====== INFORMATION PROVIDED ======

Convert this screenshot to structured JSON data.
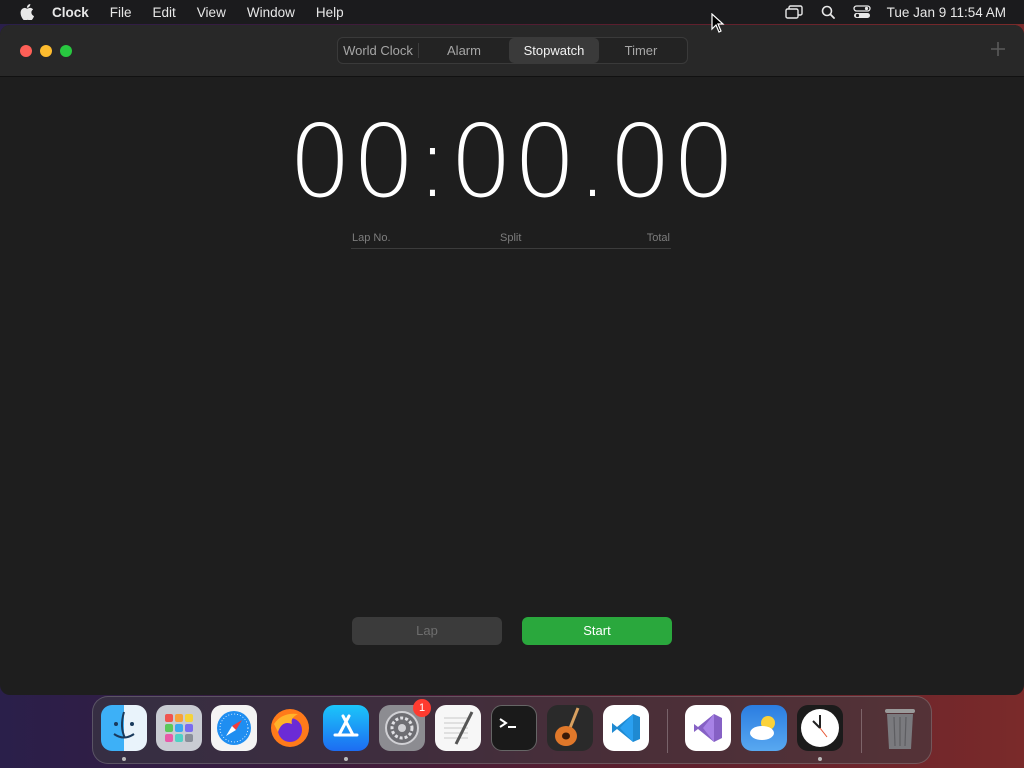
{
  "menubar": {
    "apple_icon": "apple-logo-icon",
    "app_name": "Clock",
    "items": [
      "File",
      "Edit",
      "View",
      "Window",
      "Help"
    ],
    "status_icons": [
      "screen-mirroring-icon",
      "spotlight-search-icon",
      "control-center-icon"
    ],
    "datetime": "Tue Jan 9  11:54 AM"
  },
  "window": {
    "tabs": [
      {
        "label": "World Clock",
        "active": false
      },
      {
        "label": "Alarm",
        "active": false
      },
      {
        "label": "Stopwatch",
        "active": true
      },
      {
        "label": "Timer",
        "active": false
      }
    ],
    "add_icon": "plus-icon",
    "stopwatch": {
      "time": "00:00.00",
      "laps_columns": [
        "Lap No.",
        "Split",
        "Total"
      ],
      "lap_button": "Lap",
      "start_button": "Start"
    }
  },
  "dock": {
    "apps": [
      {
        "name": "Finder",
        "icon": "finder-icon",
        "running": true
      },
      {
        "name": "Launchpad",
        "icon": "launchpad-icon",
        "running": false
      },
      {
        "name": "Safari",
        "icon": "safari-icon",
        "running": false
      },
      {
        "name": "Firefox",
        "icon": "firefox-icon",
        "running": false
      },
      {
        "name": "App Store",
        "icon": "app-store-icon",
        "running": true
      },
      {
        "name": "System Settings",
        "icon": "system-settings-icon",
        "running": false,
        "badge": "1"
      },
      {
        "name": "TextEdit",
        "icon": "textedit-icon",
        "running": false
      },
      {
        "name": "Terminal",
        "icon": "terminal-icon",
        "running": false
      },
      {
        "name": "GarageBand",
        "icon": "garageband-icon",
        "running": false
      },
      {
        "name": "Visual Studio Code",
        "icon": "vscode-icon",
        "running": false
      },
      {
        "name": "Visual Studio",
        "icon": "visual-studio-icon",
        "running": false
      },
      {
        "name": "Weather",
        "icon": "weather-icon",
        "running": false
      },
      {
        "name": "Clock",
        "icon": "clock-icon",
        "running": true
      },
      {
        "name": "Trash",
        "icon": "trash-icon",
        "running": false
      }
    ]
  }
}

======

Copy every line of the data exactly as written, excluding the pictures.

Convert this screenshot to structured JSON data.
{
  "menubar": {
    "apple_icon": "apple-logo-icon",
    "app_name": "Clock",
    "items": [
      "File",
      "Edit",
      "View",
      "Window",
      "Help"
    ],
    "status_icons": [
      "screen-mirroring-icon",
      "spotlight-search-icon",
      "control-center-icon"
    ],
    "datetime": "Tue Jan 9  11:54 AM"
  },
  "window": {
    "tabs": [
      {
        "label": "World Clock",
        "active": false
      },
      {
        "label": "Alarm",
        "active": false
      },
      {
        "label": "Stopwatch",
        "active": true
      },
      {
        "label": "Timer",
        "active": false
      }
    ],
    "add_icon": "plus-icon",
    "stopwatch": {
      "time": "00:00.00",
      "laps_columns": [
        "Lap No.",
        "Split",
        "Total"
      ],
      "lap_button": "Lap",
      "start_button": "Start"
    }
  },
  "dock": {
    "apps": [
      {
        "name": "Finder",
        "icon": "finder-icon",
        "running": true
      },
      {
        "name": "Launchpad",
        "icon": "launchpad-icon",
        "running": false
      },
      {
        "name": "Safari",
        "icon": "safari-icon",
        "running": false
      },
      {
        "name": "Firefox",
        "icon": "firefox-icon",
        "running": false
      },
      {
        "name": "App Store",
        "icon": "app-store-icon",
        "running": true
      },
      {
        "name": "System Settings",
        "icon": "system-settings-icon",
        "running": false,
        "badge": "1"
      },
      {
        "name": "TextEdit",
        "icon": "textedit-icon",
        "running": false
      },
      {
        "name": "Terminal",
        "icon": "terminal-icon",
        "running": false
      },
      {
        "name": "GarageBand",
        "icon": "garageband-icon",
        "running": false
      },
      {
        "name": "Visual Studio Code",
        "icon": "vscode-icon",
        "running": false
      },
      {
        "name": "Visual Studio",
        "icon": "visual-studio-icon",
        "running": false
      },
      {
        "name": "Weather",
        "icon": "weather-icon",
        "running": false
      },
      {
        "name": "Clock",
        "icon": "clock-icon",
        "running": true
      },
      {
        "name": "Trash",
        "icon": "trash-icon",
        "running": false
      }
    ]
  }
}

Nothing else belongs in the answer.